# Are Aqua-Vu's worth the money?



## HeaVyMeTaLFiSHinGFiEnD (Oct 2, 2010)

Just looking to get some opinions from anyone that owns an aqua-vu or any other underwater camera. I've been tossing around the idea of buying one for the last couple years, but the price tag and mixed reviews have always kept me away. I know some of the newer models have recording features and infrared modes for lowlight/low- visibility situations.


----------



## Outasync (Mar 5, 2016)

Look at eyoyo cameras. Ive seen alot of good reviews and if u belong to iceshanty.com u can find the 10% off coupon so its around 130 for a 7 inch camera


----------



## creekcrawler (Oct 5, 2004)

Cameras are great, in the right conditions. Downright addicting actually. If the clarity isn't there though, stick with a graph. My older camera is getting tired, I'll have to check out those eyoyo's.


----------



## HeaVyMeTaLFiSHinGFiEnD (Oct 2, 2010)

creekcrawler said:


> Cameras are great, in the right conditions. Downright addicting actually. If the clarity isn't there though, stick with a graph. My older camera is getting tired, I'll have to check out those eyoyo's.
> View attachment 461676
> View attachment 461674
> View attachment 461675
> ...





creekcrawler said:


> Cameras are great, in the right conditions. Downright addicting actually. If the clarity isn't there though, stick with a graph. My older camera is getting tired, I'll have to check out those eyoyo's.
> View attachment 461676
> View attachment 461674
> View attachment 461675


that is badass


----------



## One guy and a boat (Aug 8, 2018)

I've been looking at the aqua-vu & marcum for Erie. The ones with 75' cables start around $600. I just wonder if the sunlight penetrates that depth enough.

Sent from my Pixel 3a XL using Tapatalk


----------



## miked913 (Feb 29, 2008)

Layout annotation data
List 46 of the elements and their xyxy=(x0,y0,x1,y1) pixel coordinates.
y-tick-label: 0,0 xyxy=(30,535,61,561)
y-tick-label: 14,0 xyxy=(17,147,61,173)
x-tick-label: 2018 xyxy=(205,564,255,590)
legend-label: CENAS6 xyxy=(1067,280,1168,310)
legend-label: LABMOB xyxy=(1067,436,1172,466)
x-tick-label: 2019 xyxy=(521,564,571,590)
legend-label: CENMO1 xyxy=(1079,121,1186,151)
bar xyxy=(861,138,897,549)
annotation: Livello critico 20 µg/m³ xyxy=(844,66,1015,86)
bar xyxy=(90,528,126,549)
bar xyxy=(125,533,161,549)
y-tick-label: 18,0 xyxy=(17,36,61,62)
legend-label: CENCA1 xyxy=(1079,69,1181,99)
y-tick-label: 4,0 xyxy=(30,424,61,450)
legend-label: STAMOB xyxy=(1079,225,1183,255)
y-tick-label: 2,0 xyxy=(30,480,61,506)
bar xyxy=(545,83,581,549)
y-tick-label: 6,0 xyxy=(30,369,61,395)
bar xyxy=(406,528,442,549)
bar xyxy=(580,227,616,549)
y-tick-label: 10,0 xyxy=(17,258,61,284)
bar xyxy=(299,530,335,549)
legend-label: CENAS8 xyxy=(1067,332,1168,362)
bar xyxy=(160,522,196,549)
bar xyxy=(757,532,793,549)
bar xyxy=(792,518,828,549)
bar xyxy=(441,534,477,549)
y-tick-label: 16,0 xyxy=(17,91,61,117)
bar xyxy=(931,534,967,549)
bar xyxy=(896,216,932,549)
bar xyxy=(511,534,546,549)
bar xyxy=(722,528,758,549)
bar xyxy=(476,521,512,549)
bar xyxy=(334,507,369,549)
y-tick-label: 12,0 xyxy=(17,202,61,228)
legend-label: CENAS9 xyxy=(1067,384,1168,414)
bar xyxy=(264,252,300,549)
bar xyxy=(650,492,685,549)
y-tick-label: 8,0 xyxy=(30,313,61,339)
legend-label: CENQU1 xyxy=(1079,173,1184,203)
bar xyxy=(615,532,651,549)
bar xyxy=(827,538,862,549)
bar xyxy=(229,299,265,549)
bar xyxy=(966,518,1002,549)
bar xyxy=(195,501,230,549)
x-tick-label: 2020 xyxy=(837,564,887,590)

:: TASK LIST ::
**A.** Answer from the forum thread:
(i) For how long has the opening poster been considering buying an underwater camera?
(ii) Roughly what does a 7 inch eyoyo camera cost with the coupon mentioned?
(iii) What cable length do the models that start around $600 have?
**B.** Repeat the stretch of the forum thread from "I've been looking" through "that depth enough.".
**C.** For each statement, say whether the forum thread agrees (yes or no), and quote the words that decide it.
(i) creekcrawler advises using a graph when the water clarity is poor.
(ii) The eyoyo coupon found through iceshanty.com gives 20% off.
(iii) One guy and a boat has been looking at cameras for use on Erie.
Base every answer on the forum thread alone, not on the rows or outside knowledge.

:: CORRECT ANSWERS ::
**A.**
(i) The last couple years.
(ii) Around 130.
(iii) 75'.

**B.**
I've been looking at the aqua-vu & marcum for Erie. The ones with 75' cables start around $600. I just wonder if the sunlight penetrates that depth enough.

**C.**
(i) Yes: "If the clarity isn't there though, stick with a graph."
(ii) No: "u can find the 10% off coupon"
(iii) Yes: "I've been looking at the aqua-vu & marcum for Erie."